▶ **Problem statement**: Output the data word for word, dropping every image.

## BEGIN

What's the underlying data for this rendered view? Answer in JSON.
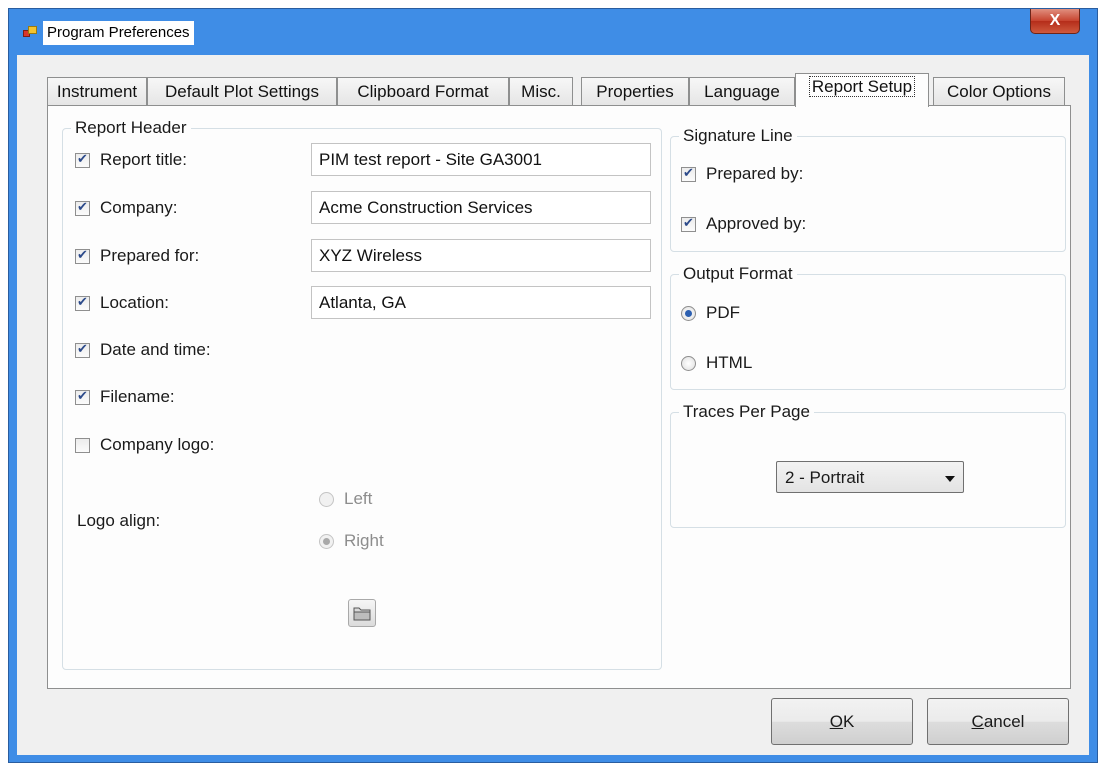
{
  "window": {
    "title": "Program Preferences",
    "close_glyph": "X"
  },
  "tabs": [
    {
      "label": "Instrument"
    },
    {
      "label": "Default Plot Settings"
    },
    {
      "label": "Clipboard Format"
    },
    {
      "label": "Misc."
    },
    {
      "label": "Properties"
    },
    {
      "label": "Language"
    },
    {
      "label": "Report Setup",
      "active": true
    },
    {
      "label": "Color Options"
    }
  ],
  "report_header": {
    "title": "Report Header",
    "items": [
      {
        "label": "Report title:",
        "checked": true,
        "value": "PIM test report - Site GA3001"
      },
      {
        "label": "Company:",
        "checked": true,
        "value": "Acme Construction Services"
      },
      {
        "label": "Prepared for:",
        "checked": true,
        "value": "XYZ Wireless"
      },
      {
        "label": "Location:",
        "checked": true,
        "value": "Atlanta, GA"
      },
      {
        "label": "Date and time:",
        "checked": true
      },
      {
        "label": "Filename:",
        "checked": true
      },
      {
        "label": "Company logo:",
        "checked": false
      }
    ],
    "logo_align": {
      "label": "Logo align:",
      "options": [
        {
          "label": "Left",
          "selected": false
        },
        {
          "label": "Right",
          "selected": true
        }
      ],
      "enabled": false
    },
    "browse_icon": "folder-icon"
  },
  "signature_line": {
    "title": "Signature Line",
    "items": [
      {
        "label": "Prepared by:",
        "checked": true
      },
      {
        "label": "Approved by:",
        "checked": true
      }
    ]
  },
  "output_format": {
    "title": "Output Format",
    "options": [
      {
        "label": "PDF",
        "selected": true
      },
      {
        "label": "HTML",
        "selected": false
      }
    ]
  },
  "traces_per_page": {
    "title": "Traces Per Page",
    "selected": "2 - Portrait"
  },
  "buttons": {
    "ok": {
      "mnemonic": "O",
      "rest": "K"
    },
    "cancel": {
      "mnemonic": "C",
      "rest": "ancel"
    }
  },
  "colors": {
    "title_bar": "#3f8de6",
    "close_button": "#c7432e",
    "dialog_bg": "#f0f0f0",
    "radio_dot": "#2c5fb0"
  }
}
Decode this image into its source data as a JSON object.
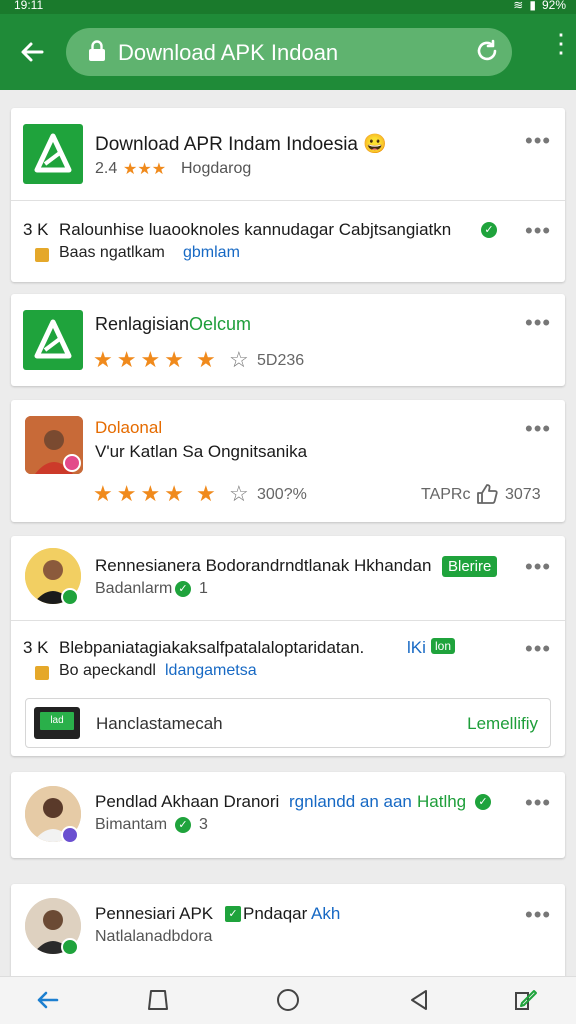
{
  "status_bar": {
    "time": "19:11",
    "battery": "92%"
  },
  "browser": {
    "url_text": "Download APK Indoan"
  },
  "cards": {
    "c1": {
      "title": "Download APR Indam Indoesia 😀",
      "rating_num": "2.4",
      "subtitle": "Hogdarog",
      "post_prefix": "3 K",
      "post_text": "Ralounhise luaooknoles kannudagar Cabjtsangiatkn",
      "post_line2": "Baas ngatlkam",
      "post_line2_link": "gbmlam"
    },
    "c2": {
      "title": "Renlagisian",
      "title_accent": "Oelcum",
      "count": "5D236"
    },
    "c3": {
      "title": "Dolaonal",
      "subtitle": "V'ur Katlan Sa Ongnitsanika",
      "count": "300?%",
      "label_right": "TAPRc",
      "count_right": "3073"
    },
    "c4": {
      "title": "Rennesianera Bodorandrndtlanak Hkhandan",
      "tag": "Blerire",
      "subtitle": "Badanlarm",
      "subtitle_num": "1",
      "post_prefix": "3 K",
      "post_text": "Blebpaniatagiakaksalfpatalaloptaridatan.",
      "post_text_accent": "lKi",
      "post_tag": "lon",
      "post_line2": "Bo apeckandl",
      "post_line2_link": "ldangametsa",
      "promo_text": "Hanclastamecah",
      "promo_link": "Lemellifiy",
      "promo_thumb": "lad"
    },
    "c5": {
      "title": "Pendlad Akhaan Dranori",
      "title_accent": "rgnlandd an aan",
      "title_tag": "Hatlhg",
      "subtitle": "Bimantam",
      "subtitle_num": "3"
    },
    "c6": {
      "title": "Pennesiari APK",
      "title_mid": "Pndaqar",
      "title_accent": "Akh",
      "subtitle": "Natlalanadbdora"
    }
  },
  "colors": {
    "primary_green": "#1f8b38",
    "accent_green": "#1fa33c",
    "star_orange": "#f08a1c",
    "link_blue": "#1769c4"
  },
  "icons": [
    "back-arrow-icon",
    "lock-icon",
    "reload-icon",
    "more-vert-icon",
    "more-horiz-icon",
    "star-icon",
    "thumb-up-icon",
    "nav-back-icon",
    "square-icon",
    "home-circle-icon",
    "triangle-back-icon",
    "edit-icon"
  ]
}
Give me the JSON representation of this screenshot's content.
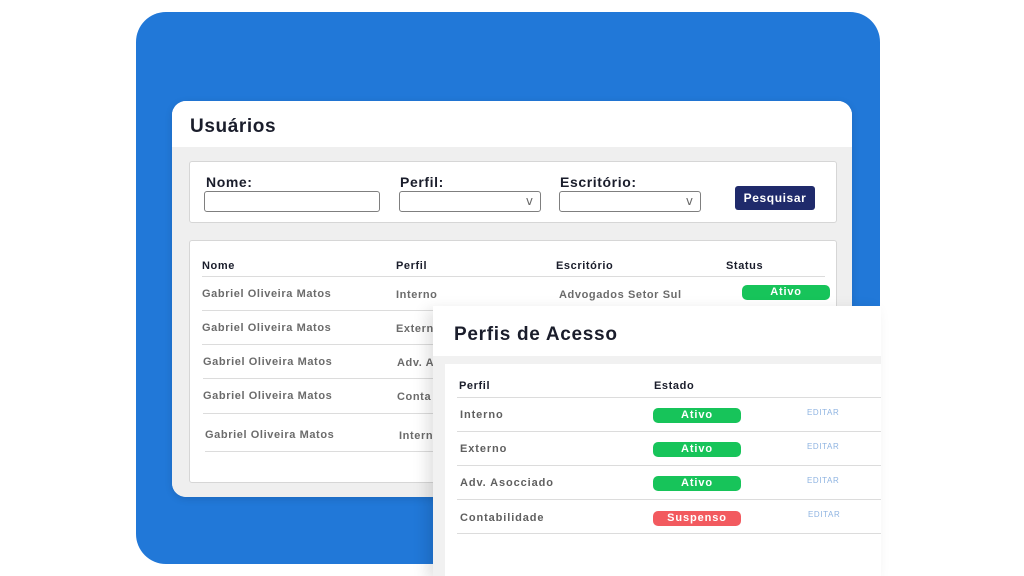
{
  "users": {
    "title": "Usuários",
    "filters": {
      "nome_label": "Nome:",
      "perfil_label": "Perfil:",
      "escritorio_label": "Escritório:",
      "chevron": "v",
      "search_button": "Pesquisar"
    },
    "table": {
      "headers": [
        "Nome",
        "Perfil",
        "Escritório",
        "Status"
      ],
      "rows": [
        {
          "nome": "Gabriel Oliveira Matos",
          "perfil": "Interno",
          "escritorio": "Advogados Setor Sul",
          "status": "Ativo"
        },
        {
          "nome": "Gabriel Oliveira Matos",
          "perfil": "Extern"
        },
        {
          "nome": "Gabriel Oliveira Matos",
          "perfil": "Adv. A"
        },
        {
          "nome": "Gabriel Oliveira Matos",
          "perfil": "Conta"
        },
        {
          "nome": "Gabriel Oliveira Matos",
          "perfil": "Intern"
        }
      ]
    }
  },
  "perfis": {
    "title": "Perfis de Acesso",
    "headers": [
      "Perfil",
      "Estado"
    ],
    "edit_label": "EDITAR",
    "rows": [
      {
        "perfil": "Interno",
        "estado": "Ativo",
        "estado_color": "#17c45a"
      },
      {
        "perfil": "Externo",
        "estado": "Ativo",
        "estado_color": "#17c45a"
      },
      {
        "perfil": "Adv. Asocciado",
        "estado": "Ativo",
        "estado_color": "#17c45a"
      },
      {
        "perfil": "Contabilidade",
        "estado": "Suspenso",
        "estado_color": "#f25a5f"
      }
    ]
  },
  "colors": {
    "background_blue": "#2178d8",
    "button_navy": "#1f2a6b",
    "status_active": "#17c45a",
    "status_suspended": "#f25a5f",
    "edit_link": "#8fb4e2"
  }
}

## END

▶ **Solution to the exercise**:
What's the underlying data for this rendered view? Answer in JSON.
{
  "window": {
    "title": "Program Preferences",
    "close_glyph": "X"
  },
  "tabs": [
    {
      "label": "Instrument"
    },
    {
      "label": "Default Plot Settings"
    },
    {
      "label": "Clipboard Format"
    },
    {
      "label": "Misc."
    },
    {
      "label": "Properties"
    },
    {
      "label": "Language"
    },
    {
      "label": "Report Setup",
      "active": true
    },
    {
      "label": "Color Options"
    }
  ],
  "report_header": {
    "title": "Report Header",
    "items": [
      {
        "label": "Report title:",
        "checked": true,
        "value": "PIM test report - Site GA3001"
      },
      {
        "label": "Company:",
        "checked": true,
        "value": "Acme Construction Services"
      },
      {
        "label": "Prepared for:",
        "checked": true,
        "value": "XYZ Wireless"
      },
      {
        "label": "Location:",
        "checked": true,
        "value": "Atlanta, GA"
      },
      {
        "label": "Date and time:",
        "checked": true
      },
      {
        "label": "Filename:",
        "checked": true
      },
      {
        "label": "Company logo:",
        "checked": false
      }
    ],
    "logo_align": {
      "label": "Logo align:",
      "options": [
        {
          "label": "Left",
          "selected": false
        },
        {
          "label": "Right",
          "selected": true
        }
      ],
      "enabled": false
    },
    "browse_icon": "folder-icon"
  },
  "signature_line": {
    "title": "Signature Line",
    "items": [
      {
        "label": "Prepared by:",
        "checked": true
      },
      {
        "label": "Approved by:",
        "checked": true
      }
    ]
  },
  "output_format": {
    "title": "Output Format",
    "options": [
      {
        "label": "PDF",
        "selected": true
      },
      {
        "label": "HTML",
        "selected": false
      }
    ]
  },
  "traces_per_page": {
    "title": "Traces Per Page",
    "selected": "2 - Portrait"
  },
  "buttons": {
    "ok": {
      "mnemonic": "O",
      "rest": "K"
    },
    "cancel": {
      "mnemonic": "C",
      "rest": "ancel"
    }
  },
  "colors": {
    "title_bar": "#3f8de6",
    "close_button": "#c7432e",
    "dialog_bg": "#f0f0f0",
    "radio_dot": "#2c5fb0"
  }
}
Decode this image into its source data as a JSON object.
{
  "status_bar": {
    "time": "19:11",
    "battery": "92%"
  },
  "browser": {
    "url_text": "Download APK Indoan"
  },
  "cards": {
    "c1": {
      "title": "Download APR Indam Indoesia 😀",
      "rating_num": "2.4",
      "subtitle": "Hogdarog",
      "post_prefix": "3 K",
      "post_text": "Ralounhise luaooknoles kannudagar Cabjtsangiatkn",
      "post_line2": "Baas ngatlkam",
      "post_line2_link": "gbmlam"
    },
    "c2": {
      "title": "Renlagisian",
      "title_accent": "Oelcum",
      "count": "5D236"
    },
    "c3": {
      "title": "Dolaonal",
      "subtitle": "V'ur Katlan Sa Ongnitsanika",
      "count": "300?%",
      "label_right": "TAPRc",
      "count_right": "3073"
    },
    "c4": {
      "title": "Rennesianera Bodorandrndtlanak Hkhandan",
      "tag": "Blerire",
      "subtitle": "Badanlarm",
      "subtitle_num": "1",
      "post_prefix": "3 K",
      "post_text": "Blebpaniatagiakaksalfpatalaloptaridatan.",
      "post_text_accent": "lKi",
      "post_tag": "lon",
      "post_line2": "Bo apeckandl",
      "post_line2_link": "ldangametsa",
      "promo_text": "Hanclastamecah",
      "promo_link": "Lemellifiy",
      "promo_thumb": "lad"
    },
    "c5": {
      "title": "Pendlad Akhaan Dranori",
      "title_accent": "rgnlandd an aan",
      "title_tag": "Hatlhg",
      "subtitle": "Bimantam",
      "subtitle_num": "3"
    },
    "c6": {
      "title": "Pennesiari APK",
      "title_mid": "Pndaqar",
      "title_accent": "Akh",
      "subtitle": "Natlalanadbdora"
    }
  },
  "colors": {
    "primary_green": "#1f8b38",
    "accent_green": "#1fa33c",
    "star_orange": "#f08a1c",
    "link_blue": "#1769c4"
  },
  "icons": [
    "back-arrow-icon",
    "lock-icon",
    "reload-icon",
    "more-vert-icon",
    "more-horiz-icon",
    "star-icon",
    "thumb-up-icon",
    "nav-back-icon",
    "square-icon",
    "home-circle-icon",
    "triangle-back-icon",
    "edit-icon"
  ]
}
Give me the JSON representation of this screenshot's content.
{
  "users": {
    "title": "Usuários",
    "filters": {
      "nome_label": "Nome:",
      "perfil_label": "Perfil:",
      "escritorio_label": "Escritório:",
      "chevron": "v",
      "search_button": "Pesquisar"
    },
    "table": {
      "headers": [
        "Nome",
        "Perfil",
        "Escritório",
        "Status"
      ],
      "rows": [
        {
          "nome": "Gabriel Oliveira Matos",
          "perfil": "Interno",
          "escritorio": "Advogados Setor Sul",
          "status": "Ativo"
        },
        {
          "nome": "Gabriel Oliveira Matos",
          "perfil": "Extern"
        },
        {
          "nome": "Gabriel Oliveira Matos",
          "perfil": "Adv. A"
        },
        {
          "nome": "Gabriel Oliveira Matos",
          "perfil": "Conta"
        },
        {
          "nome": "Gabriel Oliveira Matos",
          "perfil": "Intern"
        }
      ]
    }
  },
  "perfis": {
    "title": "Perfis de Acesso",
    "headers": [
      "Perfil",
      "Estado"
    ],
    "edit_label": "EDITAR",
    "rows": [
      {
        "perfil": "Interno",
        "estado": "Ativo",
        "estado_color": "#17c45a"
      },
      {
        "perfil": "Externo",
        "estado": "Ativo",
        "estado_color": "#17c45a"
      },
      {
        "perfil": "Adv. Asocciado",
        "estado": "Ativo",
        "estado_color": "#17c45a"
      },
      {
        "perfil": "Contabilidade",
        "estado": "Suspenso",
        "estado_color": "#f25a5f"
      }
    ]
  },
  "colors": {
    "background_blue": "#2178d8",
    "button_navy": "#1f2a6b",
    "status_active": "#17c45a",
    "status_suspended": "#f25a5f",
    "edit_link": "#8fb4e2"
  }
}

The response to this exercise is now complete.